__Task set__
- A) In the cognitive training abstracts, what does Processing Speed Training ask participants to identify?
- B) Pick up the cognitive training abstracts after their final sentence and continue writing from there.

__Extracted text__
Processing speed training increases the efficiency of attentional resource allocation in young adults.

Cognitive training has been shown to improve performance on a range of tasks. However, the mechanisms underlying these improvements are still unclear. Given the wide range of transfer effects, it is likely that these effects are due to a factor common to a wide range of tasks. One such factor is a participant's efficiency in allocating limited cognitive resources. The impact of a cognitive training program, Processing Speed Training (PST), on the allocation of resources to a set of visual tasks was measured using pupillometry in 10 young adults as compared to a control group of a 10 young adults (n = 20). PST is a well-studied computerized training program that involves identifying simultaneously presented central and peripheral stimuli. As training progresses, the task becomes increasingly more difficult, by including peripheral distracting stimuli and decreasing the duration of stimulus presentation. Analysis of baseline data confirmed that pupil diameter reflected cognitive effort. After training, participants randomized to PST used fewer attentional resources to perform complex visual tasks as compared to the control group. These pupil diameter data indicated that PST appears to increase the efficiency of attentional resource allocation. Increases in cognitive efficiency have been hypothesized to underlie improvements following experience with action video games, and improved cognitive efficiency has been hypothesized to underlie the benefits of PST in older adults. These data reveal that these training schemes may share a common underlying mechanism of increasing cognitive efficiency in younger adults.

Race-related disparities in 5-year cognitive level and change in untrained ACTIVE participants.

OBJECTIVE: The current study examined a 5-year cognitive change in untrained African American and White participants from the Advanced Cognitive Training in Independent and Vital Elderly (ACTIVE) study. METHOD: Five-year trajectories of memory, reasoning, visual processing speed/useful field of view, digit-symbol substitution, and vocabulary were investigated. Education, health, gender, age, and retest/practice effects were controlled for, and a missing data pattern mixture approach was used to adjust for dropout effects. RESULTS: After considering age, education, health, and gender, being African American uniquely explained 2% to 7% of the variance in cognitive performance. There were virtually no significant race differences in the rates of change. DISCUSSION: Race-related results in the current study are consistent with previous research suggesting that social advantage factors such as education have a stronger influence on the level of performance than the rate of change. The small remaining effects of being African American on performance levels likely reflect uncontrolled variation in factors like literacy and financial advantage.

__Record extracts__
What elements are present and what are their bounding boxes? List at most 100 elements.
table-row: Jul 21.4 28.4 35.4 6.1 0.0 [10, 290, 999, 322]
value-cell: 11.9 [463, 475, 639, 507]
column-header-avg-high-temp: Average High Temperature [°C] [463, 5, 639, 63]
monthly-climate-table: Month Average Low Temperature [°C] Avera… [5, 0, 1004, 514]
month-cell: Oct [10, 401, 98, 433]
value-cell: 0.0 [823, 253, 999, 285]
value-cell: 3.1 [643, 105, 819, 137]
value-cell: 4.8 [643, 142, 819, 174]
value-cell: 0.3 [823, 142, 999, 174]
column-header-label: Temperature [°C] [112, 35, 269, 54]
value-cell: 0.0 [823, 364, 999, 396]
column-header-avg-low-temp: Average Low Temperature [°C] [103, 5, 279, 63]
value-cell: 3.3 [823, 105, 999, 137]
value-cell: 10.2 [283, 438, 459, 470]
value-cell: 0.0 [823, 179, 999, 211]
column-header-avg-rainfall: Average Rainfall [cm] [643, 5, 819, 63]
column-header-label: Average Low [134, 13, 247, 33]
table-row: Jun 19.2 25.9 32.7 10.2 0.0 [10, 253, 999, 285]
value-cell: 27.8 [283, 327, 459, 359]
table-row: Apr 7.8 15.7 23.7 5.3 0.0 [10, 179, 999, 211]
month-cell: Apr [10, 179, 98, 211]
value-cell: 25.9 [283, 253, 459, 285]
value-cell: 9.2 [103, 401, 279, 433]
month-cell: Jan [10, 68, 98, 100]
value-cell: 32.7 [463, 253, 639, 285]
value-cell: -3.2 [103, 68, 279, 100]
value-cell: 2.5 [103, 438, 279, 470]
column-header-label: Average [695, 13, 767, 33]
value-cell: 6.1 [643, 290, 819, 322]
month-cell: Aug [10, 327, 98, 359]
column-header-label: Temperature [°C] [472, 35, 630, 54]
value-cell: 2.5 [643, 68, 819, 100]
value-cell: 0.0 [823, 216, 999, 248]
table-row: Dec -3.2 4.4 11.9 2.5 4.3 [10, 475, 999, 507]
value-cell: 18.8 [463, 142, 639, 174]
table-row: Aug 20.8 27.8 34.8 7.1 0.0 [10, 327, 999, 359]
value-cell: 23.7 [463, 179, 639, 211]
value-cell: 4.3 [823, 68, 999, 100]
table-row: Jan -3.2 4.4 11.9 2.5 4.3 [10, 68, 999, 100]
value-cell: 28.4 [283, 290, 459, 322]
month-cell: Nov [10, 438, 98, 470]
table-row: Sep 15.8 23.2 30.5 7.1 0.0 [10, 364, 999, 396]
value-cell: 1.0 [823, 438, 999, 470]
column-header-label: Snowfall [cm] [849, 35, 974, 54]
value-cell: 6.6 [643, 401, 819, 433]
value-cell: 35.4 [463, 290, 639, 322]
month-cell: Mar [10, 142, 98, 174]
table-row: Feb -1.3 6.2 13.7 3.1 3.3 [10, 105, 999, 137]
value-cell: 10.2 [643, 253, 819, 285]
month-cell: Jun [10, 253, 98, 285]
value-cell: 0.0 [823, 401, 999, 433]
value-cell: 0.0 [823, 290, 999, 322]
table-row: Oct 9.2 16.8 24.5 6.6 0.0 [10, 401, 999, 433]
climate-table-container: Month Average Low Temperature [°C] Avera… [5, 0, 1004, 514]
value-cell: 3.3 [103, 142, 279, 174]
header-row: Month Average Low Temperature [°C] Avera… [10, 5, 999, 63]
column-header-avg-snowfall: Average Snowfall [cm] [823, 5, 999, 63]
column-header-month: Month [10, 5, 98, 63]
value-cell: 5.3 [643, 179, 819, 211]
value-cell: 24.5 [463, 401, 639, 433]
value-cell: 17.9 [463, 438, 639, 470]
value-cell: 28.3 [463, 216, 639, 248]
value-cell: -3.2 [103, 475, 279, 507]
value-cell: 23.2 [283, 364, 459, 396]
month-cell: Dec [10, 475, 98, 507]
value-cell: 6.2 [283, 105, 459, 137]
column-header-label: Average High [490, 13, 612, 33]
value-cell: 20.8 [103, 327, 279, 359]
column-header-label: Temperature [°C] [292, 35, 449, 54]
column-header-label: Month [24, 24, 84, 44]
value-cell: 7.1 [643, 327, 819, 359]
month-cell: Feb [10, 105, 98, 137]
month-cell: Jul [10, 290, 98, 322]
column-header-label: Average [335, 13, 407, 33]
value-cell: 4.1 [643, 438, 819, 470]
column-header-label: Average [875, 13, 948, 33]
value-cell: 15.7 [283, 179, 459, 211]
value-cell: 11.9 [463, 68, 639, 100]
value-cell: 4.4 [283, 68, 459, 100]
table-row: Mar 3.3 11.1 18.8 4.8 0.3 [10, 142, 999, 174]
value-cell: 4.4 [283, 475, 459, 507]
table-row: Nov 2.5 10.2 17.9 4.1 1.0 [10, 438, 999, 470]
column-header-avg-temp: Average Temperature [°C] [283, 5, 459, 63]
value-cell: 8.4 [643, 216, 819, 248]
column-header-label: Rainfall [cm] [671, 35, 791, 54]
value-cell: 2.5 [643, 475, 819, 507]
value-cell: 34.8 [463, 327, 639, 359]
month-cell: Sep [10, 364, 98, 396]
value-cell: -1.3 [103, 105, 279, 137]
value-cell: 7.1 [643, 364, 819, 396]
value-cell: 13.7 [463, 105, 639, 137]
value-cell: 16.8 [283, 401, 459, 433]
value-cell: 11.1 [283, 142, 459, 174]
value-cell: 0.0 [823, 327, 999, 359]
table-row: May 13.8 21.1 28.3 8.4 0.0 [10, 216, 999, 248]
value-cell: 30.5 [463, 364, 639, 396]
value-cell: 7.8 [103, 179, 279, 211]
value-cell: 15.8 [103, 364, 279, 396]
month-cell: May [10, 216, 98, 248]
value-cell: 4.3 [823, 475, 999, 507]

__Answers for each item__
- A) Simultaneously presented central and peripheral stimuli.

- B)
Speed of processing training in the ACTIVE study: how much is needed and who benefits?

OBJECTIVES: Cognitive training has been shown to improve both cognitive and everyday abilities in older adults; however, little is known concerning the amount of training needed or the characteristics of those who benefit. These analyses examined the longitudinal impact of dosage (number of training sessions) on the improvement and maintenance of cognitive and everyday function. METHODS: ACTIVE is a longitudinal, randomized, single-blind clinical trial evaluating cognitive interventions in older adults (aged 65-94) from six states in the United States. RESULTS: Latent growth curve models indicated that initial training effects were maintained over 5 years and amplified by booster sessions. A single booster session counteracted 4.92 months of age-related processing speed decline. DISCUSSION: Cognitive performance improved by 2.5 standard deviations for participants who attended all 10 initial sessions and all 8 booster sessions compared to randomized participants who attended none. Implications for the broader application of cognitive training interventions are discussed.